# Data lines
• • • •

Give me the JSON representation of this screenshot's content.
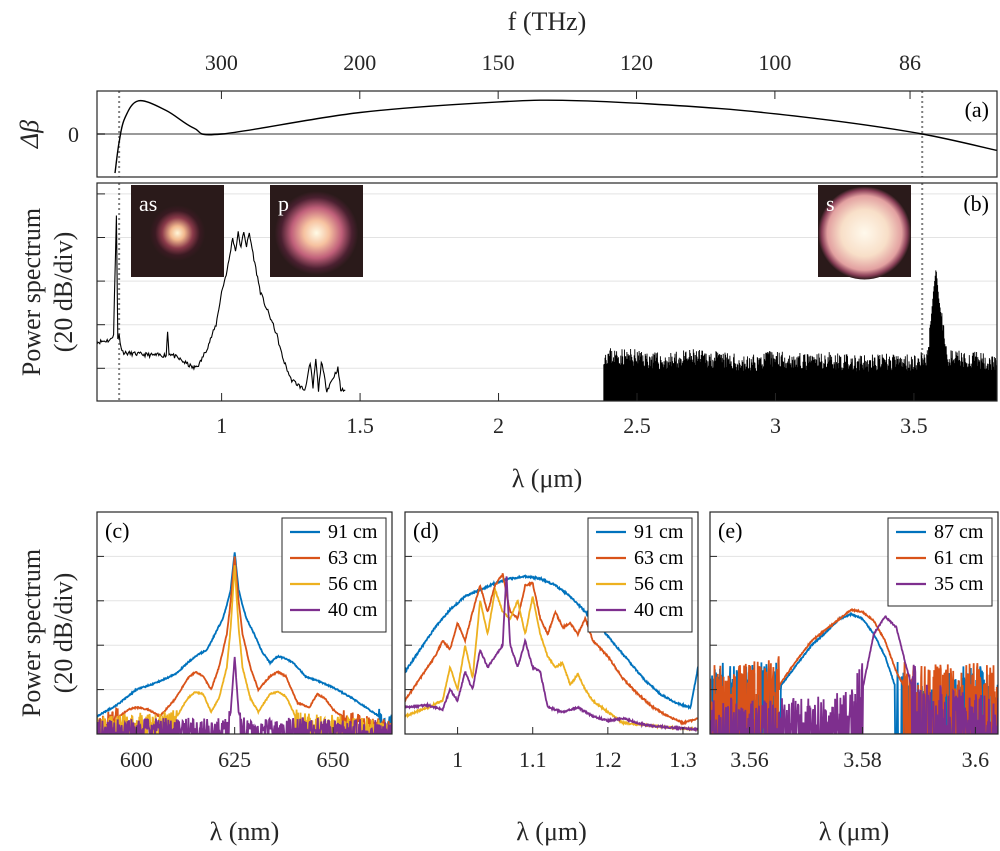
{
  "chart_data": [
    {
      "panel": "(a)",
      "type": "line",
      "top_axis": {
        "label": "f (THz)",
        "ticks": [
          300,
          200,
          150,
          120,
          100,
          86
        ]
      },
      "ylabel": "Δβ",
      "yticks": [
        0
      ],
      "xlim": [
        0.55,
        3.8
      ],
      "reference_lines_x": [
        0.63,
        3.53
      ],
      "series": [
        {
          "x": [
            0.615,
            0.63,
            0.65,
            0.7,
            0.8,
            0.9,
            1.0,
            1.5,
            2.0,
            2.3,
            2.8,
            3.2,
            3.53,
            3.8
          ],
          "y": [
            -1.0,
            -0.2,
            0.4,
            0.85,
            0.6,
            0.15,
            0.0,
            0.55,
            0.82,
            0.85,
            0.65,
            0.35,
            0.0,
            -0.42
          ]
        }
      ]
    },
    {
      "panel": "(b)",
      "type": "line",
      "ylabel": "Power spectrum\n(20 dB/div)",
      "xlabel": "λ (μm)",
      "xticks": [
        1,
        1.5,
        2,
        2.5,
        3,
        3.5
      ],
      "xlim": [
        0.55,
        3.8
      ],
      "ylim": [
        -105,
        -5
      ],
      "yticks": [
        -90,
        -70,
        -50,
        -30,
        -10
      ],
      "reference_lines_x": [
        0.63,
        3.53
      ],
      "insets": [
        {
          "label": "as",
          "x": 0.66
        },
        {
          "label": "p",
          "x": 1.2
        },
        {
          "label": "s",
          "x": 3.35
        }
      ],
      "series": [
        {
          "x": [
            0.55,
            0.6,
            0.61,
            0.62,
            0.625,
            0.63,
            0.64,
            0.65,
            0.7,
            0.75,
            0.8,
            0.805,
            0.81,
            0.85,
            0.9,
            0.92,
            0.95,
            0.98,
            1.0,
            1.02,
            1.03,
            1.04,
            1.05,
            1.06,
            1.07,
            1.08,
            1.09,
            1.1,
            1.11,
            1.12,
            1.14,
            1.16,
            1.18,
            1.2,
            1.22,
            1.25,
            1.3,
            1.32,
            1.33,
            1.34,
            1.35,
            1.36,
            1.38,
            1.42,
            1.43,
            1.45
          ],
          "y": [
            -78,
            -77,
            -74,
            -20,
            -76,
            -75,
            -82,
            -83,
            -83.5,
            -84,
            -84,
            -73,
            -83,
            -86,
            -90,
            -88,
            -80,
            -70,
            -55,
            -45,
            -38,
            -30,
            -36,
            -28,
            -35,
            -27,
            -34,
            -28,
            -35,
            -42,
            -55,
            -62,
            -68,
            -75,
            -85,
            -95,
            -100,
            -88,
            -99,
            -86,
            -100,
            -87,
            -100,
            -90,
            -100,
            -100
          ]
        },
        {
          "x": [
            2.38,
            2.5,
            2.6,
            2.7,
            2.8,
            2.9,
            3.0,
            3.1,
            3.2,
            3.3,
            3.4,
            3.5,
            3.55,
            3.57,
            3.58,
            3.59,
            3.62,
            3.7,
            3.8
          ],
          "y": [
            -85,
            -86,
            -88,
            -86,
            -87,
            -89,
            -86,
            -88,
            -87,
            -89,
            -88,
            -88,
            -86,
            -55,
            -44,
            -58,
            -86,
            -87,
            -88
          ]
        }
      ]
    },
    {
      "panel": "(c)",
      "type": "line",
      "ylabel": "Power spectrum\n(20 dB/div)",
      "xlabel": "λ (nm)",
      "xticks": [
        600,
        625,
        650
      ],
      "xlim": [
        590,
        665
      ],
      "ylim": [
        -100,
        0
      ],
      "yticks": [
        -80,
        -60,
        -40,
        -20
      ],
      "legend": "top-right",
      "series": [
        {
          "name": "91 cm",
          "color": "#0072BD",
          "x": [
            590,
            595,
            600,
            605,
            610,
            613,
            615,
            618,
            620,
            622,
            623,
            624,
            625,
            626,
            627,
            628,
            630,
            632,
            634,
            636,
            638,
            640,
            643,
            646,
            650,
            655,
            660,
            665
          ],
          "y": [
            -92,
            -87,
            -80,
            -77,
            -73,
            -68,
            -65,
            -62,
            -55,
            -48,
            -42,
            -35,
            -18,
            -35,
            -42,
            -48,
            -55,
            -63,
            -68,
            -65,
            -66,
            -68,
            -74,
            -76,
            -79,
            -84,
            -90,
            -96
          ]
        },
        {
          "name": "63 cm",
          "color": "#D95319",
          "x": [
            590,
            595,
            598,
            600,
            603,
            606,
            610,
            613,
            615,
            617,
            619,
            621,
            623,
            624,
            625,
            626,
            627,
            629,
            631,
            634,
            636,
            638,
            641,
            644,
            646,
            648,
            650,
            653,
            656,
            660,
            665
          ],
          "y": [
            -97,
            -93,
            -89,
            -88,
            -89,
            -92,
            -84,
            -75,
            -72,
            -74,
            -80,
            -70,
            -55,
            -40,
            -20,
            -40,
            -55,
            -70,
            -80,
            -74,
            -72,
            -74,
            -86,
            -88,
            -82,
            -84,
            -89,
            -93,
            -95,
            -97,
            -99
          ]
        },
        {
          "name": "56 cm",
          "color": "#EDB120",
          "x": [
            590,
            595,
            600,
            605,
            610,
            613,
            615,
            617,
            619,
            621,
            623,
            624,
            625,
            626,
            627,
            629,
            631,
            634,
            636,
            638,
            641,
            645,
            650,
            655,
            660,
            665
          ],
          "y": [
            -97,
            -96,
            -95,
            -95,
            -93,
            -84,
            -81,
            -82,
            -90,
            -84,
            -70,
            -52,
            -24,
            -52,
            -70,
            -84,
            -90,
            -82,
            -81,
            -83,
            -94,
            -96,
            -96,
            -97,
            -98,
            -99
          ]
        },
        {
          "name": "40 cm",
          "color": "#7E2F8E",
          "x": [
            590,
            600,
            610,
            620,
            623,
            624,
            625,
            626,
            627,
            630,
            640,
            650,
            660,
            665
          ],
          "y": [
            -98,
            -98,
            -97,
            -98,
            -97,
            -90,
            -65,
            -90,
            -97,
            -98,
            -97,
            -98,
            -98,
            -99
          ]
        }
      ]
    },
    {
      "panel": "(d)",
      "type": "line",
      "xlabel": "λ (μm)",
      "xticks": [
        1,
        1.1,
        1.2,
        1.3
      ],
      "xlim": [
        0.93,
        1.32
      ],
      "ylim": [
        -100,
        0
      ],
      "yticks": [
        -80,
        -60,
        -40,
        -20
      ],
      "legend": "top-right",
      "series": [
        {
          "name": "91 cm",
          "color": "#0072BD",
          "x": [
            0.93,
            0.95,
            0.97,
            0.99,
            1.01,
            1.03,
            1.05,
            1.07,
            1.09,
            1.11,
            1.13,
            1.15,
            1.17,
            1.19,
            1.21,
            1.23,
            1.25,
            1.27,
            1.29,
            1.31,
            1.32
          ],
          "y": [
            -72,
            -62,
            -52,
            -44,
            -38,
            -35,
            -32,
            -30,
            -29,
            -30,
            -33,
            -38,
            -45,
            -52,
            -60,
            -68,
            -76,
            -82,
            -86,
            -88,
            -70
          ]
        },
        {
          "name": "63 cm",
          "color": "#D95319",
          "x": [
            0.93,
            0.95,
            0.97,
            0.98,
            0.99,
            1.0,
            1.01,
            1.02,
            1.03,
            1.04,
            1.05,
            1.06,
            1.07,
            1.08,
            1.09,
            1.1,
            1.11,
            1.12,
            1.13,
            1.14,
            1.15,
            1.16,
            1.17,
            1.18,
            1.2,
            1.22,
            1.24,
            1.26,
            1.28,
            1.3,
            1.32
          ],
          "y": [
            -85,
            -75,
            -65,
            -58,
            -62,
            -50,
            -58,
            -45,
            -33,
            -45,
            -33,
            -28,
            -45,
            -48,
            -33,
            -32,
            -48,
            -55,
            -45,
            -52,
            -50,
            -55,
            -48,
            -58,
            -65,
            -75,
            -82,
            -88,
            -92,
            -95,
            -93
          ]
        },
        {
          "name": "56 cm",
          "color": "#EDB120",
          "x": [
            0.93,
            0.96,
            0.98,
            0.99,
            1.0,
            1.01,
            1.02,
            1.03,
            1.04,
            1.05,
            1.06,
            1.07,
            1.08,
            1.09,
            1.1,
            1.11,
            1.12,
            1.13,
            1.14,
            1.15,
            1.16,
            1.17,
            1.18,
            1.2,
            1.22,
            1.25,
            1.28,
            1.32
          ],
          "y": [
            -92,
            -88,
            -85,
            -70,
            -80,
            -60,
            -75,
            -40,
            -55,
            -35,
            -45,
            -48,
            -40,
            -55,
            -38,
            -55,
            -65,
            -70,
            -68,
            -78,
            -73,
            -80,
            -85,
            -90,
            -95,
            -96,
            -97,
            -98
          ]
        },
        {
          "name": "40 cm",
          "color": "#7E2F8E",
          "x": [
            0.93,
            0.96,
            0.98,
            0.99,
            1.0,
            1.01,
            1.02,
            1.03,
            1.04,
            1.05,
            1.06,
            1.065,
            1.07,
            1.08,
            1.09,
            1.1,
            1.11,
            1.12,
            1.14,
            1.16,
            1.18,
            1.2,
            1.22,
            1.25,
            1.28,
            1.32
          ],
          "y": [
            -88,
            -87,
            -89,
            -80,
            -85,
            -72,
            -80,
            -62,
            -70,
            -65,
            -60,
            -28,
            -60,
            -70,
            -58,
            -70,
            -72,
            -88,
            -90,
            -88,
            -92,
            -94,
            -93,
            -96,
            -97,
            -98
          ]
        }
      ]
    },
    {
      "panel": "(e)",
      "type": "line",
      "xlabel": "λ (μm)",
      "xticks": [
        3.56,
        3.58,
        3.6
      ],
      "xlim": [
        3.553,
        3.604
      ],
      "ylim": [
        -100,
        0
      ],
      "yticks": [
        -80,
        -60,
        -40,
        -20
      ],
      "legend": "top-right",
      "series": [
        {
          "name": "87 cm",
          "color": "#0072BD",
          "x": [
            3.553,
            3.56,
            3.565,
            3.568,
            3.571,
            3.574,
            3.576,
            3.578,
            3.58,
            3.582,
            3.584,
            3.586,
            3.588,
            3.59,
            3.6,
            3.604
          ],
          "y": [
            -82,
            -83,
            -80,
            -70,
            -60,
            -53,
            -48,
            -46,
            -48,
            -55,
            -65,
            -80,
            -90,
            -90,
            -82,
            -84
          ]
        },
        {
          "name": "61 cm",
          "color": "#D95319",
          "x": [
            3.553,
            3.56,
            3.565,
            3.568,
            3.571,
            3.574,
            3.576,
            3.578,
            3.58,
            3.582,
            3.584,
            3.586,
            3.588,
            3.59,
            3.6,
            3.604
          ],
          "y": [
            -82,
            -82,
            -79,
            -68,
            -58,
            -52,
            -48,
            -44,
            -45,
            -49,
            -58,
            -72,
            -82,
            -83,
            -82,
            -83
          ]
        },
        {
          "name": "35 cm",
          "color": "#7E2F8E",
          "x": [
            3.553,
            3.57,
            3.578,
            3.58,
            3.582,
            3.584,
            3.586,
            3.588,
            3.59,
            3.6,
            3.604
          ],
          "y": [
            -98,
            -98,
            -95,
            -80,
            -55,
            -47,
            -52,
            -72,
            -90,
            -96,
            -98
          ]
        }
      ]
    }
  ]
}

• • • •

# Requirements
Determine how many lines of the data contain the word "panel", and reply with that number only.

# Answer to this exercise
5